• _WORK REQUIRED_: Please copy all the lines that follow, word for word.

begin

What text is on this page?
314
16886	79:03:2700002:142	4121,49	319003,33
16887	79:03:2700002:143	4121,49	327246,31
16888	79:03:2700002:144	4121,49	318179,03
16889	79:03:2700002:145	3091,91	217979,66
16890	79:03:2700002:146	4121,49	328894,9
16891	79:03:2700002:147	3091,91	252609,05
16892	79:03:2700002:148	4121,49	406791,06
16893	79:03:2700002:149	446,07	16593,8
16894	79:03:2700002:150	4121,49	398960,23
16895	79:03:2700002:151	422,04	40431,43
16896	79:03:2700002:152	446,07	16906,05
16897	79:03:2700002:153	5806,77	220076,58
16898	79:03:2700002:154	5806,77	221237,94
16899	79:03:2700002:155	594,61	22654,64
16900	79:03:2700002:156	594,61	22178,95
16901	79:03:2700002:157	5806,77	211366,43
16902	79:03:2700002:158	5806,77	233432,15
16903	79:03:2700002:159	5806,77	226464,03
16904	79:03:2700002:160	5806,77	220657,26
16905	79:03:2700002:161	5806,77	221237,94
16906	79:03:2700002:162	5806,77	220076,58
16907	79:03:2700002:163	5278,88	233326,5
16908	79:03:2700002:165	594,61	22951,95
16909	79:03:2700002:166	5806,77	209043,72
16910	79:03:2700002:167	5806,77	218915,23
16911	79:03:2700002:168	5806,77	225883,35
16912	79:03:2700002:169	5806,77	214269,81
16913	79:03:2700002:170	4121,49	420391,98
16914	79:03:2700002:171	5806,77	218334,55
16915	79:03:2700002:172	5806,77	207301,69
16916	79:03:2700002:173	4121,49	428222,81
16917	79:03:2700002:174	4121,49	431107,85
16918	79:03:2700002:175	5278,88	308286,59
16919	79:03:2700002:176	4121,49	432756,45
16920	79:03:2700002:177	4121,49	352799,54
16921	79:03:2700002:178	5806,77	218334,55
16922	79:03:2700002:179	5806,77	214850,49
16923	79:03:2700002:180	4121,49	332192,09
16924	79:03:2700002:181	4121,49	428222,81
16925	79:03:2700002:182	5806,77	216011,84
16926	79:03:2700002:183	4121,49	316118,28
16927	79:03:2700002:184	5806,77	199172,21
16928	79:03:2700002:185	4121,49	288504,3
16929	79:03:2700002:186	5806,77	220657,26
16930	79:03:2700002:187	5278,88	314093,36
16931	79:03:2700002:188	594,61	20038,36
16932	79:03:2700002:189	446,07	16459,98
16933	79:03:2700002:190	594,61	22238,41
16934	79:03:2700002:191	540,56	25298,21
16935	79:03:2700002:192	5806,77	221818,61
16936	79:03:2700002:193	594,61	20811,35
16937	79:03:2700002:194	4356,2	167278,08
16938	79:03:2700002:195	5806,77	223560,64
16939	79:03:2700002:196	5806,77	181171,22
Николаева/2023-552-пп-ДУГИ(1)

end

• _THE RESPONSE_:
What text is on this page?
314
16886	79:03:2700002:142	4121,49	319003,33
16887	79:03:2700002:143	4121,49	327246,31
16888	79:03:2700002:144	4121,49	318179,03
16889	79:03:2700002:145	3091,91	217979,66
16890	79:03:2700002:146	4121,49	328894,9
16891	79:03:2700002:147	3091,91	252609,05
16892	79:03:2700002:148	4121,49	406791,06
16893	79:03:2700002:149	446,07	16593,8
16894	79:03:2700002:150	4121,49	398960,23
16895	79:03:2700002:151	422,04	40431,43
16896	79:03:2700002:152	446,07	16906,05
16897	79:03:2700002:153	5806,77	220076,58
16898	79:03:2700002:154	5806,77	221237,94
16899	79:03:2700002:155	594,61	22654,64
16900	79:03:2700002:156	594,61	22178,95
16901	79:03:2700002:157	5806,77	211366,43
16902	79:03:2700002:158	5806,77	233432,15
16903	79:03:2700002:159	5806,77	226464,03
16904	79:03:2700002:160	5806,77	220657,26
16905	79:03:2700002:161	5806,77	221237,94
16906	79:03:2700002:162	5806,77	220076,58
16907	79:03:2700002:163	5278,88	233326,5
16908	79:03:2700002:165	594,61	22951,95
16909	79:03:2700002:166	5806,77	209043,72
16910	79:03:2700002:167	5806,77	218915,23
16911	79:03:2700002:168	5806,77	225883,35
16912	79:03:2700002:169	5806,77	214269,81
16913	79:03:2700002:170	4121,49	420391,98
16914	79:03:2700002:171	5806,77	218334,55
16915	79:03:2700002:172	5806,77	207301,69
16916	79:03:2700002:173	4121,49	428222,81
16917	79:03:2700002:174	4121,49	431107,85
16918	79:03:2700002:175	5278,88	308286,59
16919	79:03:2700002:176	4121,49	432756,45
16920	79:03:2700002:177	4121,49	352799,54
16921	79:03:2700002:178	5806,77	218334,55
16922	79:03:2700002:179	5806,77	214850,49
16923	79:03:2700002:180	4121,49	332192,09
16924	79:03:2700002:181	4121,49	428222,81
16925	79:03:2700002:182	5806,77	216011,84
16926	79:03:2700002:183	4121,49	316118,28
16927	79:03:2700002:184	5806,77	199172,21
16928	79:03:2700002:185	4121,49	288504,3
16929	79:03:2700002:186	5806,77	220657,26
16930	79:03:2700002:187	5278,88	314093,36
16931	79:03:2700002:188	594,61	20038,36
16932	79:03:2700002:189	446,07	16459,98
16933	79:03:2700002:190	594,61	22238,41
16934	79:03:2700002:191	540,56	25298,21
16935	79:03:2700002:192	5806,77	221818,61
16936	79:03:2700002:193	594,61	20811,35
16937	79:03:2700002:194	4356,2	167278,08
16938	79:03:2700002:195	5806,77	223560,64
16939	79:03:2700002:196	5806,77	181171,22
Николаева/2023-552-пп-ДУГИ(1)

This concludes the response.